#### [Texte de lecture]
Il y a un peu moins d’un an, une étude consacrée à la poésie et l’IA fut publiée par la revue Scientific report. Après avoir rassemblé les poèmes de dix auteurs, de Shakespeare à Lord Byron, en passant par Emily Dickinson et Sylvia Plath, les chercheurs à l’origine de la chose ont ensuite généré via l’IA cinq poèmes à la manière de ces grands noms de la poésie. Il fut ensuite demandé à un panel de 1 634 personnes, non expertes en lyrisme, de comparer les poèmes originaux et les poèmes rédigés par la machine. Personne ou presque n’a pu faire la différence. Encore mieux, pour la plupart de ces lecteurs, les poèmes écrits par l’IA étaient signés par de véritables auteurs en raison de leur beauté, leur originalité et les émotions suscitées. Conclusion des scientifiques : « Les poèmes générés par IA, comme les peintures ou les visages, sont maintenant plus humains que les humains, et les lecteurs de poésie non experts préfèrent la poésie générée par intelligence artificielle parce qu’elle est plus accessible, et qu’elle communique des émotions, des idées et des thèmes de façon plus directe et dans un langage facile à comprendre ». On ne peut être plus clair.
Je viens de jeter un œil à ce que la toile qualifie de générateurs de poésie. L'un d'eux permet de créer sans se creuser la tête des « poèmes d'amour touchants », un « haïku sur le printemps » ou encore un « poème acrostiche nommé ». On peut également choisir la longueur du texte ainsi que la langue de la création. Du haut de ma bêtise naturelle, friand de toute nouvelle expérience, j'ai demandé à cette IA de m'écrire un poème à la manière de Bukowski. J'ai répété la même démarche auprès d'une autre IA. Ma joie est immense. Le résultat est bluffant. Faisons un jeu. Je copie ci-dessous les deux poèmes prétendument bukowskien. Et recopie la traduction d'un vrai texte de l'auteur de Women, chopée sur la toile — je n'ai pas de livres sous la main. Je mélange. Saurez-vous dire quel est le poème qu'a véritablement écrit l'ami Bukowski ?

#### [Données fournies]
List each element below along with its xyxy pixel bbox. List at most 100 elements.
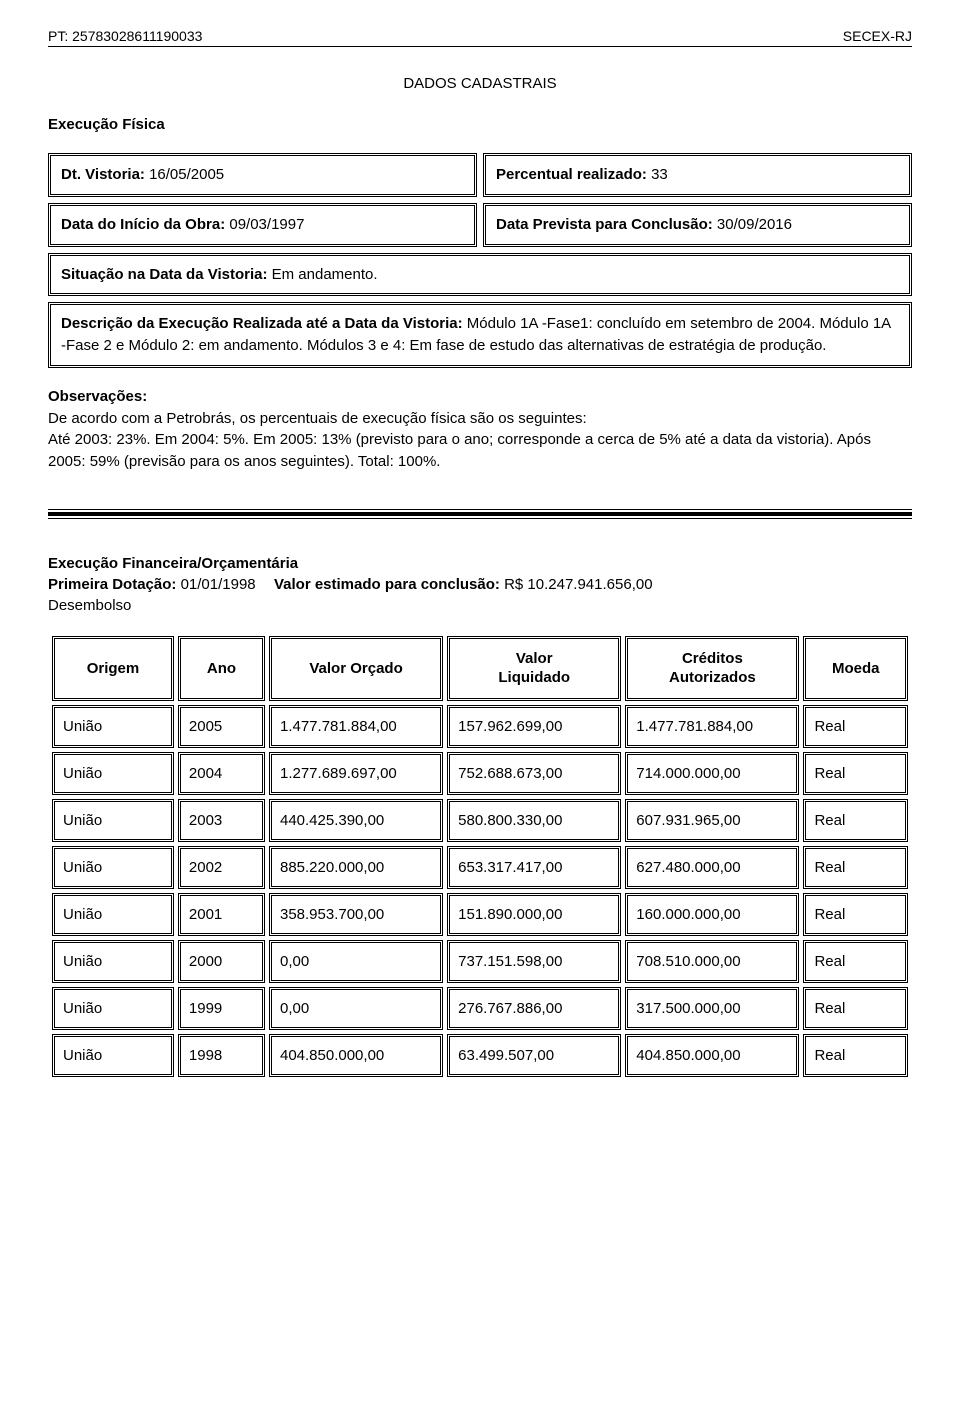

#### [Objectifs]
1 – Recopiez, dans le texte de lecture, le passage qui commence par les mots contenant « Je viens de » et se termine par « l'ami Bukowski ? ».
2 – D'après le texte de lecture, combien de personnes composaient le panel chargé de comparer les poèmes originaux et ceux rédigés par la machine ?

#### [Réponses finales]
1 –
Je viens de jeter un œil à ce que la toile qualifie de générateurs de poésie. L'un d'eux permet de créer sans se creuser la tête des « poèmes d'amour touchants », un « haïku sur le printemps » ou encore un « poème acrostiche nommé ». On peut également choisir la longueur du texte ainsi que la langue de la création. Du haut de ma bêtise naturelle, friand de toute nouvelle expérience, j'ai demandé à cette IA de m'écrire un poème à la manière de Bukowski. J'ai répété la même démarche auprès d'une autre IA. Ma joie est immense. Le résultat est bluffant. Faisons un jeu. Je copie ci-dessous les deux poèmes prétendument bukowskien. Et recopie la traduction d'un vrai texte de l'auteur de Women, chopée sur la toile — je n'ai pas de livres sous la main. Je mélange. Saurez-vous dire quel est le poème qu'a véritablement écrit l'ami Bukowski ?

2 – Le panel comptait 1 634 personnes.